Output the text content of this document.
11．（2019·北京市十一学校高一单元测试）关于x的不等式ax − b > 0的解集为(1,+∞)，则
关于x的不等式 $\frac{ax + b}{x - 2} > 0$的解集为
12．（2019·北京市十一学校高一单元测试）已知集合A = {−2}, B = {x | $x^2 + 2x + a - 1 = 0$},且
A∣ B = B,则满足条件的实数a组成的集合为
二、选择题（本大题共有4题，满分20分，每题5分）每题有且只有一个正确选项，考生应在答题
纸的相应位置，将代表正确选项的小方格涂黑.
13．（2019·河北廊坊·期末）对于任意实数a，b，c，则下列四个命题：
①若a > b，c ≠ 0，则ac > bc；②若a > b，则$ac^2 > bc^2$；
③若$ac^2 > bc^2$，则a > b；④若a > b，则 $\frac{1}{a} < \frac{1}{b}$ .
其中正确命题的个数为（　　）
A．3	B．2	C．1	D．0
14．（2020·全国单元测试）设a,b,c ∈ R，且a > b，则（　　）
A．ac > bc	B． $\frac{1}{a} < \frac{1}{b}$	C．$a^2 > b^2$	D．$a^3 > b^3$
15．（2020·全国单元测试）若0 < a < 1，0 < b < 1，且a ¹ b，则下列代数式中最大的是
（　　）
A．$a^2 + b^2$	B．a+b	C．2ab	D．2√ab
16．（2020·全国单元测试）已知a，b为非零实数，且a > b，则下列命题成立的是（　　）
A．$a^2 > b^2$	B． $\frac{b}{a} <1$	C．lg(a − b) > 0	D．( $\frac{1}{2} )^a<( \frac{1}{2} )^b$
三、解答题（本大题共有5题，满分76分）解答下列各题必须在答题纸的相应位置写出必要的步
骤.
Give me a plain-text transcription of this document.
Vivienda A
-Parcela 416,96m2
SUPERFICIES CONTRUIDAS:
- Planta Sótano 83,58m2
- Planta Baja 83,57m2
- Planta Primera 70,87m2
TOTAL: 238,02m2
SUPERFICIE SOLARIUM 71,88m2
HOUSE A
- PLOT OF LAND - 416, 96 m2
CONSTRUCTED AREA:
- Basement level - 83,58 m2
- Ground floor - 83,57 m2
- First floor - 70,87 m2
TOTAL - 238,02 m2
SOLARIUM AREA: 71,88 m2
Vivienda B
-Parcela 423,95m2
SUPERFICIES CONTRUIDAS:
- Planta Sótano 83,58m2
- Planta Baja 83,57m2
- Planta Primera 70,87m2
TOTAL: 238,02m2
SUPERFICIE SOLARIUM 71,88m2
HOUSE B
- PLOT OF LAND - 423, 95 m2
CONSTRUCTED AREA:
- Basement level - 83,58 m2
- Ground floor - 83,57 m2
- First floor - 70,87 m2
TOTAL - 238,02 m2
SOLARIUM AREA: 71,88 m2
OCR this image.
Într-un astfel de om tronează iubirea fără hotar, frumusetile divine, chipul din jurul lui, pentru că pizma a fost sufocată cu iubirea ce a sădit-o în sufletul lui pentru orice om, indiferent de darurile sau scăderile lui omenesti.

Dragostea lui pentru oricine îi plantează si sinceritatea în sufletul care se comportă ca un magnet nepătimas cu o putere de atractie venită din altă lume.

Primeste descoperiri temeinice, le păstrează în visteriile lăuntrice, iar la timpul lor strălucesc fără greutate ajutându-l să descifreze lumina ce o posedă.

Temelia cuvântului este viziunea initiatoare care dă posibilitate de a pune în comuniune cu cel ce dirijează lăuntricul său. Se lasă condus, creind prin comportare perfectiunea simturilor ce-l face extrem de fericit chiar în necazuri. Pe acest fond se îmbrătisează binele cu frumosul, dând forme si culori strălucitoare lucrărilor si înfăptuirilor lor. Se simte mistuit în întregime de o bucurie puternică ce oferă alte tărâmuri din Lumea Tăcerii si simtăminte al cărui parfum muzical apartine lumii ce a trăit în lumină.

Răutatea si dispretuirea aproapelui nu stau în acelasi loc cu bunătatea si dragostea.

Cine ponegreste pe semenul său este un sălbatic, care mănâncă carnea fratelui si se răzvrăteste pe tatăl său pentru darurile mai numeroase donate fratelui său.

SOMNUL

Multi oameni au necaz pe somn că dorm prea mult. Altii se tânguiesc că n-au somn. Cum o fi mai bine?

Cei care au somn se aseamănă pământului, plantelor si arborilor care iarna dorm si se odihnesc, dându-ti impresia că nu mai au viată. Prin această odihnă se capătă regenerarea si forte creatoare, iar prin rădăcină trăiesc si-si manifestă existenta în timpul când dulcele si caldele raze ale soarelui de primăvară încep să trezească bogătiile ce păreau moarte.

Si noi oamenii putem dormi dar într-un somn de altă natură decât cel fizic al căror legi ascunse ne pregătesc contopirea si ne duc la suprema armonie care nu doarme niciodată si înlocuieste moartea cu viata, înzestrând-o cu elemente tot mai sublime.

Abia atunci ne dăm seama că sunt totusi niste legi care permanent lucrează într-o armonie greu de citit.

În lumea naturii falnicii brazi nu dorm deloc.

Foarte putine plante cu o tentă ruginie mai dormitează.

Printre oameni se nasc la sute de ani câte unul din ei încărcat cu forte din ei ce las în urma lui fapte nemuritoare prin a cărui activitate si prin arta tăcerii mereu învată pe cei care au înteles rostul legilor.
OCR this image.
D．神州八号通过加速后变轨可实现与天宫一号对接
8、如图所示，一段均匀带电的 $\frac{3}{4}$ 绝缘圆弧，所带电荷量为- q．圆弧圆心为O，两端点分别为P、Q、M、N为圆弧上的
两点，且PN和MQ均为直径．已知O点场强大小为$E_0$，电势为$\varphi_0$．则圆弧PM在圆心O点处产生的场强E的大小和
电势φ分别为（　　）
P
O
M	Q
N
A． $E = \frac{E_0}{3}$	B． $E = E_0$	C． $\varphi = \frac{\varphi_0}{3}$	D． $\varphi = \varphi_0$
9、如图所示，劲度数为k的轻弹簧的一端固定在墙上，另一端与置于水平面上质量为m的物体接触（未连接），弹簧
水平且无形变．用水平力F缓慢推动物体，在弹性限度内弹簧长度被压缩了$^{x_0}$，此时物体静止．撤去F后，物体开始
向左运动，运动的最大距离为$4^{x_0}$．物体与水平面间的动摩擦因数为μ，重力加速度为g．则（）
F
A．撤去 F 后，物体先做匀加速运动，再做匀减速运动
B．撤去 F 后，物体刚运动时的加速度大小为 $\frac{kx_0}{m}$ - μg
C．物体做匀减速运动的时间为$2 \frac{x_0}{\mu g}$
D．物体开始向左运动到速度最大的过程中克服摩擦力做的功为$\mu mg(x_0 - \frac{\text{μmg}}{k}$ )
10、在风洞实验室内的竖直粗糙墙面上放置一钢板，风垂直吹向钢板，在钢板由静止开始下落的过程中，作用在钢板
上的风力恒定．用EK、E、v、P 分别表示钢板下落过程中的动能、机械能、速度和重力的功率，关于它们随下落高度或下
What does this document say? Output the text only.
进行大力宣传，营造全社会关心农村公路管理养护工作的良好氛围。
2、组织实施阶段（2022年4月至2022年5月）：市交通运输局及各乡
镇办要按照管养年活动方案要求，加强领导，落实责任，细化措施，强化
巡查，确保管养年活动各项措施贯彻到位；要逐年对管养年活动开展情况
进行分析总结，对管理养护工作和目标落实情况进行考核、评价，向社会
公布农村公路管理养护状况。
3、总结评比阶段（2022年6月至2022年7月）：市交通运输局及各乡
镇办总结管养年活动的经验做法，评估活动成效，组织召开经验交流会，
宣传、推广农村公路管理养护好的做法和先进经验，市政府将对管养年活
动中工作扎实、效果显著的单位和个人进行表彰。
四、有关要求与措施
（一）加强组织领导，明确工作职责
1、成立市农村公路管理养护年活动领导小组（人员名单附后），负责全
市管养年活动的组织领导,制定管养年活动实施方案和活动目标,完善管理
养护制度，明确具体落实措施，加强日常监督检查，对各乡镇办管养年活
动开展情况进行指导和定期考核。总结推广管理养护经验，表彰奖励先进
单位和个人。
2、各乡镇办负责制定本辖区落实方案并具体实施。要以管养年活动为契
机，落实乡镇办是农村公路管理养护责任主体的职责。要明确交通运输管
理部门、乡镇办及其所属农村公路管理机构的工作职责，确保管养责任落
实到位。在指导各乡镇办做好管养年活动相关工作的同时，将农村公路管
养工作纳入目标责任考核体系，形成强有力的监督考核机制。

================

STATED TASK
Copy out each line of the entries that holds "armonie".

ANSWER BELOW
Si noi oamenii putem dormi dar într-un somn de altă natură decât cel fizic al căror legi ascunse ne pregătesc contopirea si ne duc la suprema armonie care nu doarme niciodată si înlocuieste moartea cu viata, înzestrând-o cu elemente tot mai sublime.
Abia atunci ne dăm seama că sunt totusi niste legi care permanent lucrează într-o armonie greu de citit.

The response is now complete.